Within the records that follow, find every line containing the string "workplace". Copy those lines.

───── GIVEN INFORMATION ─────

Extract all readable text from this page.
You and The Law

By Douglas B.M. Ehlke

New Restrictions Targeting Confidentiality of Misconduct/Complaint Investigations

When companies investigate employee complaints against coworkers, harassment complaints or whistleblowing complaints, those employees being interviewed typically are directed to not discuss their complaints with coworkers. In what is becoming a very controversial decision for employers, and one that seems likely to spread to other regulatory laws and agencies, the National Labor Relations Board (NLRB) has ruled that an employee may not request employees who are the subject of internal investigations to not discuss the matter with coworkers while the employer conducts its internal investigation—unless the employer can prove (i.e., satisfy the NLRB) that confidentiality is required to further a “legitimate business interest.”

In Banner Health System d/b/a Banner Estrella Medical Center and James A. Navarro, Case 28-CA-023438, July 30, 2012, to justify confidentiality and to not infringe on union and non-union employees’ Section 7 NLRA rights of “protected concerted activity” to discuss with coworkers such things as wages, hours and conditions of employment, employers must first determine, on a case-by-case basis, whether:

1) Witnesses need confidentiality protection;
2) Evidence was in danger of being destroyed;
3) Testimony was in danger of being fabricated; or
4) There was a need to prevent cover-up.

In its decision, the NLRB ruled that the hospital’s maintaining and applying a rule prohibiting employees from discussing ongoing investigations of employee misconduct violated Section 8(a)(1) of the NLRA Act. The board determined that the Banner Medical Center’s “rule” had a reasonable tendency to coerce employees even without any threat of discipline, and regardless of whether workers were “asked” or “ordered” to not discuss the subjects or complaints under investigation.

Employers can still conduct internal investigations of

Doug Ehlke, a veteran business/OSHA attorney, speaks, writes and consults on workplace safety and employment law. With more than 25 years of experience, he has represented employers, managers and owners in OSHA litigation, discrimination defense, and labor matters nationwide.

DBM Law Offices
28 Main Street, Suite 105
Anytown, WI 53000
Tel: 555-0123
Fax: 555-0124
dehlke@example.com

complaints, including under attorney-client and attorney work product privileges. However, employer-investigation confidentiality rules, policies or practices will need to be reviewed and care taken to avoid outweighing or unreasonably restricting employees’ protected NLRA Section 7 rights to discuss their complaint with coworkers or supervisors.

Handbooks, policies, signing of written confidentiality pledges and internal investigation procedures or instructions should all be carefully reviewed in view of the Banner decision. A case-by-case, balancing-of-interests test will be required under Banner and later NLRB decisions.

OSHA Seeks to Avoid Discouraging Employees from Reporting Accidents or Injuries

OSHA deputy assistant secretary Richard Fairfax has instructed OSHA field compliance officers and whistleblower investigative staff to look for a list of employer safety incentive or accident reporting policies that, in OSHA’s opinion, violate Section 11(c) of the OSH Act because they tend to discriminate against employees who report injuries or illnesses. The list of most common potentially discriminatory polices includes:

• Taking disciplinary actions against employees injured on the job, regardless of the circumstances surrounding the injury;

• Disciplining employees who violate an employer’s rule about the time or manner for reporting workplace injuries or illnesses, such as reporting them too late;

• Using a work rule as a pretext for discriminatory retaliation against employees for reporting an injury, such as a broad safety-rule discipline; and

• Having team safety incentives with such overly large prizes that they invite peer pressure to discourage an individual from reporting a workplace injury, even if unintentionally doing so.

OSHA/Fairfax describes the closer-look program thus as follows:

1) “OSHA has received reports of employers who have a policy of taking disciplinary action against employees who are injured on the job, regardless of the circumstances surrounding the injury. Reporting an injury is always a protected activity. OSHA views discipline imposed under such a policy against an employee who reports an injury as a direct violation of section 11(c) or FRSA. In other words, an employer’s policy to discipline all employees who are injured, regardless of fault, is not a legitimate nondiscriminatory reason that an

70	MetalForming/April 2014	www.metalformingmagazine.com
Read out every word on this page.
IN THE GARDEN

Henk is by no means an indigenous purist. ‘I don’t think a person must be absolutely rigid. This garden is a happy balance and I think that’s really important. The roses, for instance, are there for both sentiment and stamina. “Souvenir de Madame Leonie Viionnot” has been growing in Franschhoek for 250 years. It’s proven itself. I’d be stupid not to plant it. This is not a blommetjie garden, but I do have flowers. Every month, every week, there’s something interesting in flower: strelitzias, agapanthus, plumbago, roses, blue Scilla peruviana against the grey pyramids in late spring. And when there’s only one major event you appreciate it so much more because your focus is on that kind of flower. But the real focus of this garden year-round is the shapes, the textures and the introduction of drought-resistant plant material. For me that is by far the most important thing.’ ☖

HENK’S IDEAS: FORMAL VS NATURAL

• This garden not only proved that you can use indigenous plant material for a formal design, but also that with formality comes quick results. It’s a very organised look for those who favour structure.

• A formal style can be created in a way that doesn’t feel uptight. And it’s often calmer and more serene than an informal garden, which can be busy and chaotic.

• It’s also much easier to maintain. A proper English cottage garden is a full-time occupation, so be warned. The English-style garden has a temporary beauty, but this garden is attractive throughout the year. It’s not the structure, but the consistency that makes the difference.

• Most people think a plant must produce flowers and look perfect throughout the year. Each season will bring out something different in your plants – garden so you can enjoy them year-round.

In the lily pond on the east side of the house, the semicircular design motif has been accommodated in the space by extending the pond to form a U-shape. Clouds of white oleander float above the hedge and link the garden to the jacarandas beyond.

─────

• OUTPUT OF THE EXERCISE:
Doug Ehlke, a veteran business/OSHA attorney, speaks, writes and consults on workplace safety and employment law. With more than 25 years of experience, he has represented employers, managers and owners in OSHA litigation, discrimination defense, and labor matters nationwide.
• Disciplining employees who violate an employer’s rule about the time or manner for reporting workplace injuries or illnesses, such as reporting them too late;
• Having team safety incentives with such overly large prizes that they invite peer pressure to discourage an individual from reporting a workplace injury, even if unintentionally doing so.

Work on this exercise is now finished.